## Task
Find every line with the word "rest". Copy those lines.
※ ※ ※
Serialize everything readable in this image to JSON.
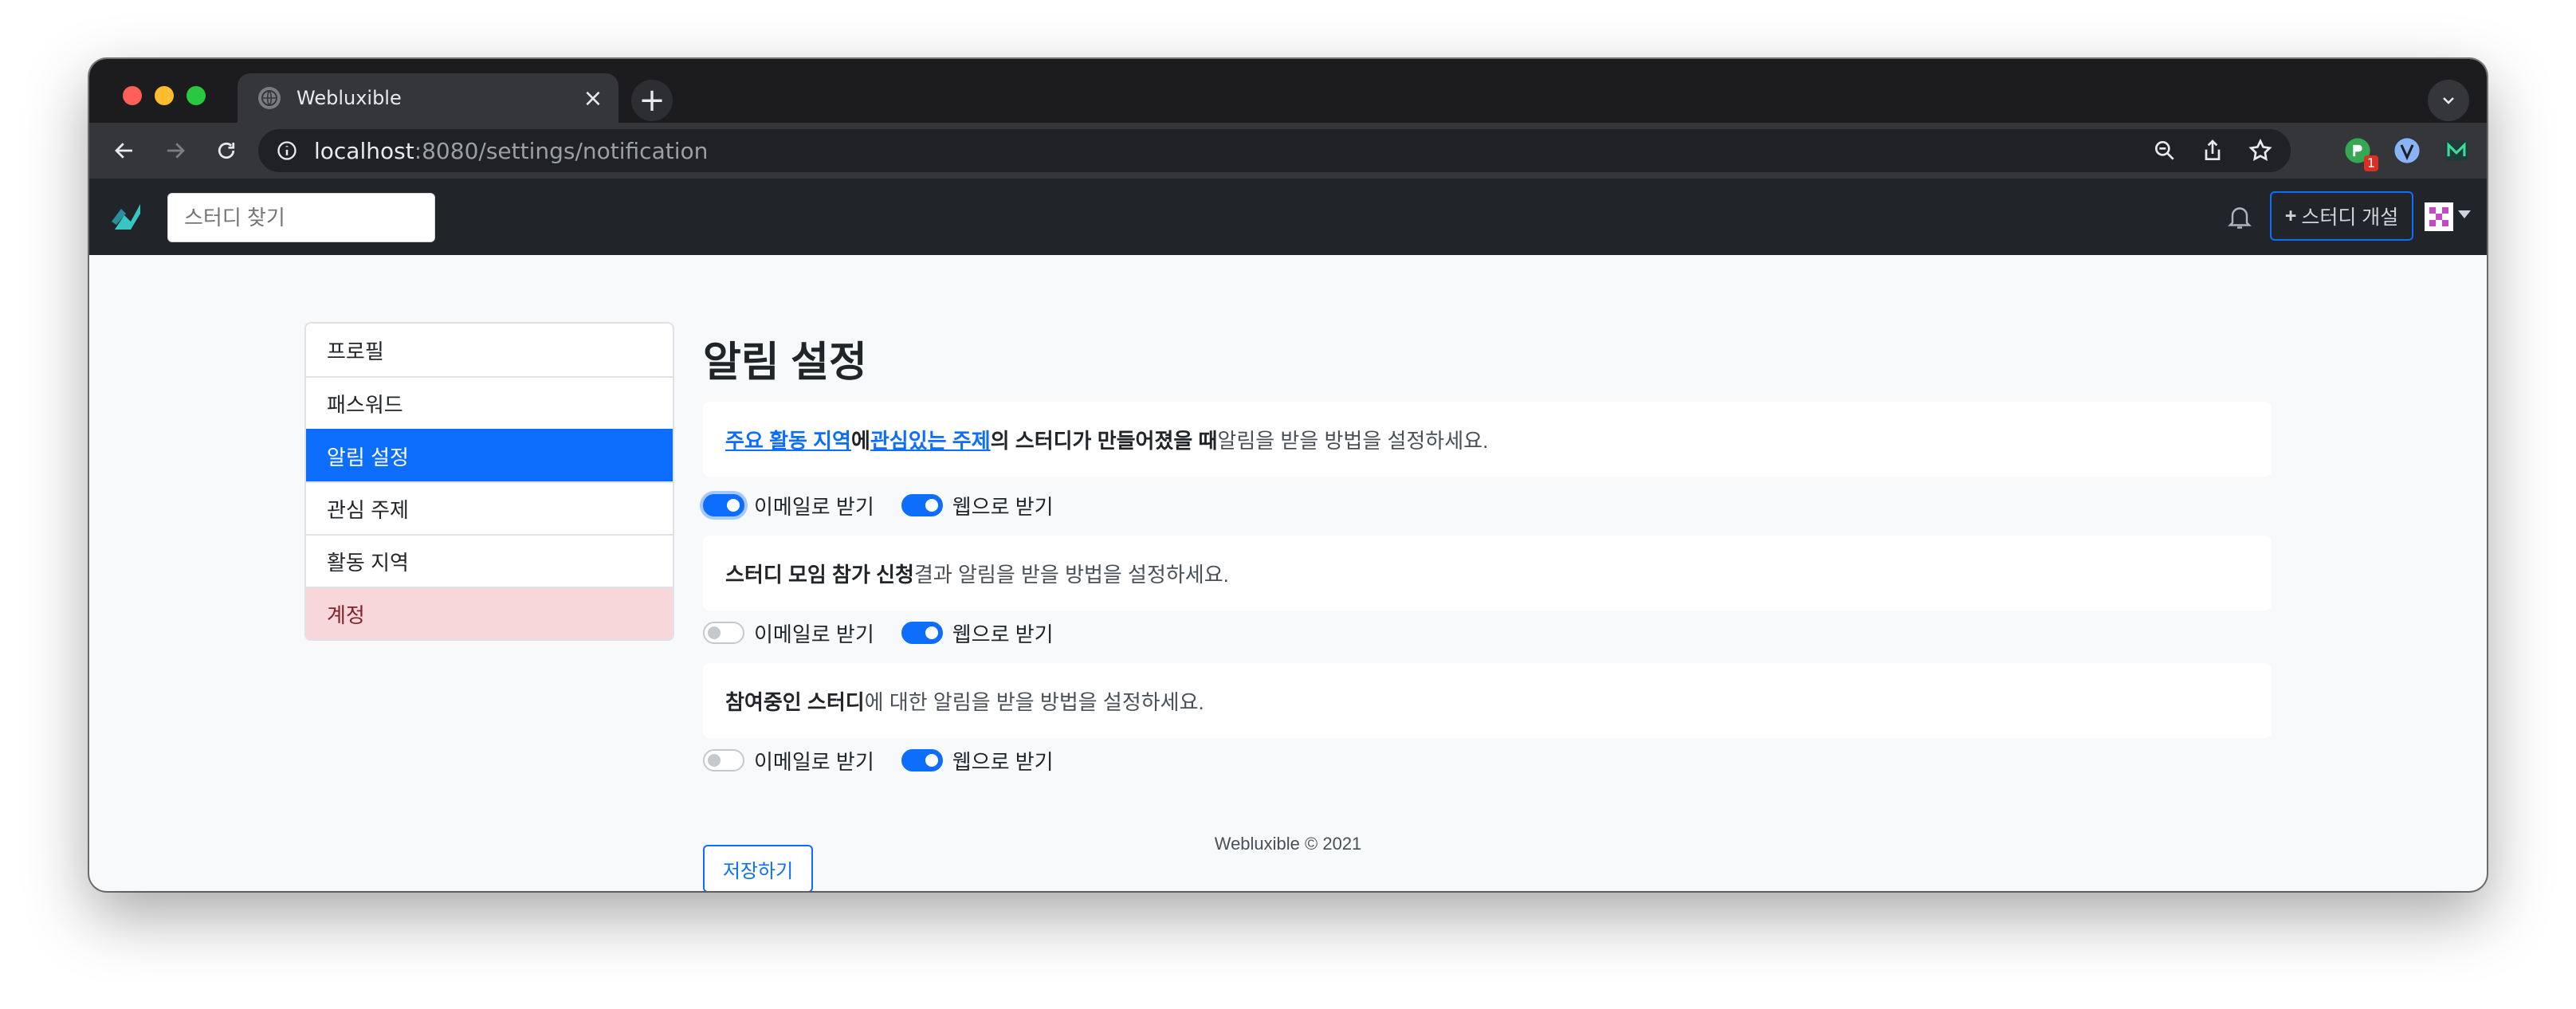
{
  "browser": {
    "tab_title": "Webluxible",
    "url_host": "localhost",
    "url_path": ":8080/settings/notification",
    "extension_badge": "1"
  },
  "site": {
    "search_placeholder": "스터디 찾기",
    "new_study_label": "스터디 개설"
  },
  "sidebar": {
    "items": [
      {
        "label": "프로필"
      },
      {
        "label": "패스워드"
      },
      {
        "label": "알림 설정"
      },
      {
        "label": "관심 주제"
      },
      {
        "label": "활동 지역"
      },
      {
        "label": "계정"
      }
    ]
  },
  "main": {
    "title": "알림 설정",
    "section1": {
      "link1": "주요 활동 지역",
      "text1": "에 ",
      "link2": "관심있는 주제",
      "bold": "의 스터디가 만들어졌을 때",
      "rest": " 알림을 받을 방법을 설정하세요.",
      "email_label": "이메일로 받기",
      "web_label": "웹으로 받기"
    },
    "section2": {
      "bold": "스터디 모임 참가 신청",
      "rest": " 결과 알림을 받을 방법을 설정하세요.",
      "email_label": "이메일로 받기",
      "web_label": "웹으로 받기"
    },
    "section3": {
      "bold": "참여중인 스터디",
      "rest": "에 대한 알림을 받을 방법을 설정하세요.",
      "email_label": "이메일로 받기",
      "web_label": "웹으로 받기"
    },
    "save_label": "저장하기"
  },
  "footer": {
    "text": "Webluxible © 2021"
  }
}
※ ※ ※
## Worked solution
      "rest": " 알림을 받을 방법을 설정하세요.",
      "rest": " 결과 알림을 받을 방법을 설정하세요.",
      "rest": "에 대한 알림을 받을 방법을 설정하세요.",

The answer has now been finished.